# start of DATASET EXCERPTS
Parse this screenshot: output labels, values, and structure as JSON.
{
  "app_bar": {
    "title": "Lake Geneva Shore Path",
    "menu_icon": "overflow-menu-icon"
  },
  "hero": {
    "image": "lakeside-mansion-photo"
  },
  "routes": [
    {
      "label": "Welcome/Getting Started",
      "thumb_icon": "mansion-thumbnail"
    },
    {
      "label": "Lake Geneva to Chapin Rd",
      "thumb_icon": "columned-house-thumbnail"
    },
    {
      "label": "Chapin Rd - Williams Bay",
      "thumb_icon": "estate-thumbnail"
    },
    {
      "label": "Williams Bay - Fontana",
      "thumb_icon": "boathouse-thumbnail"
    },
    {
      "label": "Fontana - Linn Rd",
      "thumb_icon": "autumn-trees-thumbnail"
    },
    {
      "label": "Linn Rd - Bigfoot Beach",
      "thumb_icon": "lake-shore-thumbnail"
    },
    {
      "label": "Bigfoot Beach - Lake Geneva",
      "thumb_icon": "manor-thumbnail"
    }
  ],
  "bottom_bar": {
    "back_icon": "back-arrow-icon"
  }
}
# end of DATASET EXCERPTS
Extract each line from the entries above that contains the string "Williams".

▶ [SOLUTION FOR THIS EXERCISE]:
      "label": "Chapin Rd - Williams Bay",
      "label": "Williams Bay - Fontana",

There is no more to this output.